• **Request**: In the material below, find every line with "name" and pull it out.

════════════════

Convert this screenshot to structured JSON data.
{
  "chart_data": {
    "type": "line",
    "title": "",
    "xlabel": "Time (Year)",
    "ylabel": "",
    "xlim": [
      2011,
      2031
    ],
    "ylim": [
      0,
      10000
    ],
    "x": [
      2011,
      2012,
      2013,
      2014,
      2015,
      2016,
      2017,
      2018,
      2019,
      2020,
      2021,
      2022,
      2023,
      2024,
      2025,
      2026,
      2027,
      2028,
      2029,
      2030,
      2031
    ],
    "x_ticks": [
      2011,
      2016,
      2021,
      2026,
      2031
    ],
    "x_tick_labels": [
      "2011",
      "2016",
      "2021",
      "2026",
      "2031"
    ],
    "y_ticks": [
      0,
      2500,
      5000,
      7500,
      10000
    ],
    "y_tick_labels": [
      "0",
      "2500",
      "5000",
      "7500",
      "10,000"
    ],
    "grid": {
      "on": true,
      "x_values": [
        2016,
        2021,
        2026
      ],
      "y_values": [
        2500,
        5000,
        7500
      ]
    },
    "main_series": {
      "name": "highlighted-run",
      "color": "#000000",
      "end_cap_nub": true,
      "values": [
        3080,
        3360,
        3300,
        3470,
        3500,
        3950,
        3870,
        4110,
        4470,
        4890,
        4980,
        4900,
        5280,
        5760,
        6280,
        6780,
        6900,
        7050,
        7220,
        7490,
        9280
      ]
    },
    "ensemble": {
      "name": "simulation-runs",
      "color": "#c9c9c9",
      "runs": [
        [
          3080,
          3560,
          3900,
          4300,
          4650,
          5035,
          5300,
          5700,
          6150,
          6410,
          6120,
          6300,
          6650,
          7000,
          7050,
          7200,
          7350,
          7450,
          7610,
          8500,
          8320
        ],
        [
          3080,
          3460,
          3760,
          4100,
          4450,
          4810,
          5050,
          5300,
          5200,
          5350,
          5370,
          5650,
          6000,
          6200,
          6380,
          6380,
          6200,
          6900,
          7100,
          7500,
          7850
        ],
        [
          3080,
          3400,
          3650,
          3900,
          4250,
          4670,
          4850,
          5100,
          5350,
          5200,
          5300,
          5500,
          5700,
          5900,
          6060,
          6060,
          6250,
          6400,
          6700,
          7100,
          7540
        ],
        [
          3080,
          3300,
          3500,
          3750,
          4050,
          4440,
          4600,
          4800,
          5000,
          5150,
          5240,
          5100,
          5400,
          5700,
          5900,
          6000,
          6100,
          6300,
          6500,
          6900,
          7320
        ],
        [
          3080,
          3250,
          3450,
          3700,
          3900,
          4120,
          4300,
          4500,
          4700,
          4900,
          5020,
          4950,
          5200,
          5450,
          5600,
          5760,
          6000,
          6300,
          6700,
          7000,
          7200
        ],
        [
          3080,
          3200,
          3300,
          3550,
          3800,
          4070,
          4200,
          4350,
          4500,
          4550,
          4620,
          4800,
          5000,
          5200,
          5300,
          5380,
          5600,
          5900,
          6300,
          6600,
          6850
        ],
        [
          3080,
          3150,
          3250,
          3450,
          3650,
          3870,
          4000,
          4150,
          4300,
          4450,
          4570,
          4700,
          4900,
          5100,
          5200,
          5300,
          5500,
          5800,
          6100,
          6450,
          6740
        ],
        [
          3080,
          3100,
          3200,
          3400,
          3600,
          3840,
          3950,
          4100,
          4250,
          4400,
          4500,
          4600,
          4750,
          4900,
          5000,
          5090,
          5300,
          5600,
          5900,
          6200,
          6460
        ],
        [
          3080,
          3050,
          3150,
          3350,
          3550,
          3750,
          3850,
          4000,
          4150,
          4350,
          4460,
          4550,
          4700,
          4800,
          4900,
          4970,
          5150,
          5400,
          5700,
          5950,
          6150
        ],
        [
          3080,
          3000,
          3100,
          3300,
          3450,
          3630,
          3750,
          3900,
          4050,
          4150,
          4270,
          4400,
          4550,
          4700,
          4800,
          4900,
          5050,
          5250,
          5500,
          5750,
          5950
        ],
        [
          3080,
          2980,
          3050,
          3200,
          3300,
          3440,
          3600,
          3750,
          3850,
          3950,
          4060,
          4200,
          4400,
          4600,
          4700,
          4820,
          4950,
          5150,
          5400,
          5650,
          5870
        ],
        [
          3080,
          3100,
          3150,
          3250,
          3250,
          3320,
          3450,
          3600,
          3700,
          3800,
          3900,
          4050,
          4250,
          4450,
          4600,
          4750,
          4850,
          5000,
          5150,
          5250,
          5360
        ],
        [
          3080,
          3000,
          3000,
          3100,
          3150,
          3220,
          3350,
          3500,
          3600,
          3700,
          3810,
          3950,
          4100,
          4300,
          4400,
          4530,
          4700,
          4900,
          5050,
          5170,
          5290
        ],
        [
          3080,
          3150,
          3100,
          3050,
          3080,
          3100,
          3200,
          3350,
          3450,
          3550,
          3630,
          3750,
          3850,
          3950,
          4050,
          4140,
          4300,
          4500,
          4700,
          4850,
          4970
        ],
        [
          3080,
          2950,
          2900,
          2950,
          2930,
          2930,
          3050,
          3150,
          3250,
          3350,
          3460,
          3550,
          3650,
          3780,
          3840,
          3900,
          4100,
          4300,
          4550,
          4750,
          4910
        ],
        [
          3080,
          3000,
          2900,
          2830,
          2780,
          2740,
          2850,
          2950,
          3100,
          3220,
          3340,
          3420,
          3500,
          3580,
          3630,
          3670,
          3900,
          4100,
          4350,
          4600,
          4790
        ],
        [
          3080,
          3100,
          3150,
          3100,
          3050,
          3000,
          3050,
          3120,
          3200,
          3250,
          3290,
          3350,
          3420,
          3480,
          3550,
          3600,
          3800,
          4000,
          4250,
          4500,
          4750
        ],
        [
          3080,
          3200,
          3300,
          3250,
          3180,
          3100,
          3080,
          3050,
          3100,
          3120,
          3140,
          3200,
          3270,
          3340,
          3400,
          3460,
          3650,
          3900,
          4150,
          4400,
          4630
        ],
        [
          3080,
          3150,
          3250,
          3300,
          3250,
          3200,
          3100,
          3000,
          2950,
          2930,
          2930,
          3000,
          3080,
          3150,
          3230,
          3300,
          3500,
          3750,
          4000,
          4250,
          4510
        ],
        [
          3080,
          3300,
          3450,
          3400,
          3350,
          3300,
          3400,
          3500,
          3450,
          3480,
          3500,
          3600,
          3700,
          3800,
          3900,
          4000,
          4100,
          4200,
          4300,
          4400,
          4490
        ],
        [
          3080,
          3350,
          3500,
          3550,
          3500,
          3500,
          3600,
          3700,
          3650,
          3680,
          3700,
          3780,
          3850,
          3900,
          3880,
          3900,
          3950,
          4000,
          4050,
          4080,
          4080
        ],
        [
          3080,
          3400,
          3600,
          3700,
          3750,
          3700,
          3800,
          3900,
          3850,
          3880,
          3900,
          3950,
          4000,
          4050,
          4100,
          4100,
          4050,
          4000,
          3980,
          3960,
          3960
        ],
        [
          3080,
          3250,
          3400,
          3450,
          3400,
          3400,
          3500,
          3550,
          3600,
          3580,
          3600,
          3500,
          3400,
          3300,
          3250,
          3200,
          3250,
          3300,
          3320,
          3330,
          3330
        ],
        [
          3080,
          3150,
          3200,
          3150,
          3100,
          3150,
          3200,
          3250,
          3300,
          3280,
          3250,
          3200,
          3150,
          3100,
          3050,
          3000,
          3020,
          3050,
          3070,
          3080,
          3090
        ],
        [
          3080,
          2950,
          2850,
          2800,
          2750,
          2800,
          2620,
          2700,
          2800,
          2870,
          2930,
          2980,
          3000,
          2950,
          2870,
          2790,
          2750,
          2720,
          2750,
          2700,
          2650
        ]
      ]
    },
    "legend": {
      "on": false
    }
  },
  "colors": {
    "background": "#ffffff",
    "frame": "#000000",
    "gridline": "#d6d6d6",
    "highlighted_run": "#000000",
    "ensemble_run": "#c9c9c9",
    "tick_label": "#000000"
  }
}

════════════════

• **Solved problem**:
      "name": "highlighted-run",
      "name": "simulation-runs",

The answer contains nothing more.